> **To be done**: Make an exact copy of the listing below.

Dataset items:
########

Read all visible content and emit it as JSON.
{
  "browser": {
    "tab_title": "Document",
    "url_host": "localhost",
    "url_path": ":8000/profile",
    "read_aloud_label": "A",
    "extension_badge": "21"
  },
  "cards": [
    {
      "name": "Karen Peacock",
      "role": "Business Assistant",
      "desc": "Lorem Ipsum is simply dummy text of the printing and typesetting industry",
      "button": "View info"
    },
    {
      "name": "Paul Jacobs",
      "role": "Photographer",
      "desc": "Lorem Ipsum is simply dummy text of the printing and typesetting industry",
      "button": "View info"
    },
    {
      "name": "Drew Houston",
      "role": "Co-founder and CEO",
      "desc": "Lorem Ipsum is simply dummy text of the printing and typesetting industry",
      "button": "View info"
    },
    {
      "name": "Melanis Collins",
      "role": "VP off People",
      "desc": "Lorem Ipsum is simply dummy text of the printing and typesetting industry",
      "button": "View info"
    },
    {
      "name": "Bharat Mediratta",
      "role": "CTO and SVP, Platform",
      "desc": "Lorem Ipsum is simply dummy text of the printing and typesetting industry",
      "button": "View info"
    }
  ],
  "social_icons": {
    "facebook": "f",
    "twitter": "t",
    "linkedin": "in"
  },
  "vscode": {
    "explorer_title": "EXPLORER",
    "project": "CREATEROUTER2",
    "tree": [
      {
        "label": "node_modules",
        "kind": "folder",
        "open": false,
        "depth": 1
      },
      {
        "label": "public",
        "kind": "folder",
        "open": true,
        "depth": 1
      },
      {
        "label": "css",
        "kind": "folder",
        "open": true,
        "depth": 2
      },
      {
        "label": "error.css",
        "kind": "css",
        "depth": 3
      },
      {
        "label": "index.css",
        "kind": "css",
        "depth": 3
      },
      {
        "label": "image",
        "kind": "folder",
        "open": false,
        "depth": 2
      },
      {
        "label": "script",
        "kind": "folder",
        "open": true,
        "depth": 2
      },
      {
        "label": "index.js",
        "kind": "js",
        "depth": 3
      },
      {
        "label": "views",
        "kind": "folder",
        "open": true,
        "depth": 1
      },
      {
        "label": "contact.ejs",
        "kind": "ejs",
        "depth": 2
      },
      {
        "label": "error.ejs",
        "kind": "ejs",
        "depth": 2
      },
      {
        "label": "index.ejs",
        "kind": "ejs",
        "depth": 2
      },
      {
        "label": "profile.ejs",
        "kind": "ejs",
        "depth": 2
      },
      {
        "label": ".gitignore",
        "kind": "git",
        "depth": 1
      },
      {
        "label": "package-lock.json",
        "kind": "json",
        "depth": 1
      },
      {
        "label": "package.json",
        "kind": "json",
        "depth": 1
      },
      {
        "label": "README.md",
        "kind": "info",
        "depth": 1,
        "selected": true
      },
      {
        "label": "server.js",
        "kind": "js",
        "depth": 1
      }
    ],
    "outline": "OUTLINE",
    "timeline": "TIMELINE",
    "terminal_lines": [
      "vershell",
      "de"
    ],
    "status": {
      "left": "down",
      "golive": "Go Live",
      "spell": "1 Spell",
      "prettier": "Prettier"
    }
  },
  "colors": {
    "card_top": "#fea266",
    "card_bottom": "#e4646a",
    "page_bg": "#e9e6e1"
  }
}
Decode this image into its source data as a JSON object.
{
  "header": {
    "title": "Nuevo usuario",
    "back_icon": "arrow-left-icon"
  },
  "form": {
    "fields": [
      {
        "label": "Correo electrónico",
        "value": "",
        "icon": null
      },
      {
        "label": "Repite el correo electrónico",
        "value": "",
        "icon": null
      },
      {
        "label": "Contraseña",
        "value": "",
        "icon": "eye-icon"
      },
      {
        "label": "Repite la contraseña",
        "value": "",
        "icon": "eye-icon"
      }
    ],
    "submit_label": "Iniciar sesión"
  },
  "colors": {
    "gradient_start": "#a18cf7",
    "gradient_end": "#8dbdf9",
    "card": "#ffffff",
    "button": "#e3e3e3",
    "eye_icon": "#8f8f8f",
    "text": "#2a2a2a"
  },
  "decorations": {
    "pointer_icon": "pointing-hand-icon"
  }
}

########

> **Answer**:
Read all visible content and emit it as JSON.
{
  "browser": {
    "tab_title": "Document",
    "url_host": "localhost",
    "url_path": ":8000/profile",
    "read_aloud_label": "A",
    "extension_badge": "21"
  },
  "cards": [
    {
      "name": "Karen Peacock",
      "role": "Business Assistant",
      "desc": "Lorem Ipsum is simply dummy text of the printing and typesetting industry",
      "button": "View info"
    },
    {
      "name": "Paul Jacobs",
      "role": "Photographer",
      "desc": "Lorem Ipsum is simply dummy text of the printing and typesetting industry",
      "button": "View info"
    },
    {
      "name": "Drew Houston",
      "role": "Co-founder and CEO",
      "desc": "Lorem Ipsum is simply dummy text of the printing and typesetting industry",
      "button": "View info"
    },
    {
      "name": "Melanis Collins",
      "role": "VP off People",
      "desc": "Lorem Ipsum is simply dummy text of the printing and typesetting industry",
      "button": "View info"
    },
    {
      "name": "Bharat Mediratta",
      "role": "CTO and SVP, Platform",
      "desc": "Lorem Ipsum is simply dummy text of the printing and typesetting industry",
      "button": "View info"
    }
  ],
  "social_icons": {
    "facebook": "f",
    "twitter": "t",
    "linkedin": "in"
  },
  "vscode": {
    "explorer_title": "EXPLORER",
    "project": "CREATEROUTER2",
    "tree": [
      {
        "label": "node_modules",
        "kind": "folder",
        "open": false,
        "depth": 1
      },
      {
        "label": "public",
        "kind": "folder",
        "open": true,
        "depth": 1
      },
      {
        "label": "css",
        "kind": "folder",
        "open": true,
        "depth": 2
      },
      {
        "label": "error.css",
        "kind": "css",
        "depth": 3
      },
      {
        "label": "index.css",
        "kind": "css",
        "depth": 3
      },
      {
        "label": "image",
        "kind": "folder",
        "open": false,
        "depth": 2
      },
      {
        "label": "script",
        "kind": "folder",
        "open": true,
        "depth": 2
      },
      {
        "label": "index.js",
        "kind": "js",
        "depth": 3
      },
      {
        "label": "views",
        "kind": "folder",
        "open": true,
        "depth": 1
      },
      {
        "label": "contact.ejs",
        "kind": "ejs",
        "depth": 2
      },
      {
        "label": "error.ejs",
        "kind": "ejs",
        "depth": 2
      },
      {
        "label": "index.ejs",
        "kind": "ejs",
        "depth": 2
      },
      {
        "label": "profile.ejs",
        "kind": "ejs",
        "depth": 2
      },
      {
        "label": ".gitignore",
        "kind": "git",
        "depth": 1
      },
      {
        "label": "package-lock.json",
        "kind": "json",
        "depth": 1
      },
      {
        "label": "package.json",
        "kind": "json",
        "depth": 1
      },
      {
        "label": "README.md",
        "kind": "info",
        "depth": 1,
        "selected": true
      },
      {
        "label": "server.js",
        "kind": "js",
        "depth": 1
      }
    ],
    "outline": "OUTLINE",
    "timeline": "TIMELINE",
    "terminal_lines": [
      "vershell",
      "de"
    ],
    "status": {
      "left": "down",
      "golive": "Go Live",
      "spell": "1 Spell",
      "prettier": "Prettier"
    }
  },
  "colors": {
    "card_top": "#fea266",
    "card_bottom": "#e4646a",
    "page_bg": "#e9e6e1"
  }
}
Decode this image into its source data as a JSON object.
{
  "header": {
    "title": "Nuevo usuario",
    "back_icon": "arrow-left-icon"
  },
  "form": {
    "fields": [
      {
        "label": "Correo electrónico",
        "value": "",
        "icon": null
      },
      {
        "label": "Repite el correo electrónico",
        "value": "",
        "icon": null
      },
      {
        "label": "Contraseña",
        "value": "",
        "icon": "eye-icon"
      },
      {
        "label": "Repite la contraseña",
        "value": "",
        "icon": "eye-icon"
      }
    ],
    "submit_label": "Iniciar sesión"
  },
  "colors": {
    "gradient_start": "#a18cf7",
    "gradient_end": "#8dbdf9",
    "card": "#ffffff",
    "button": "#e3e3e3",
    "eye_icon": "#8f8f8f",
    "text": "#2a2a2a"
  },
  "decorations": {
    "pointer_icon": "pointing-hand-icon"
  }
}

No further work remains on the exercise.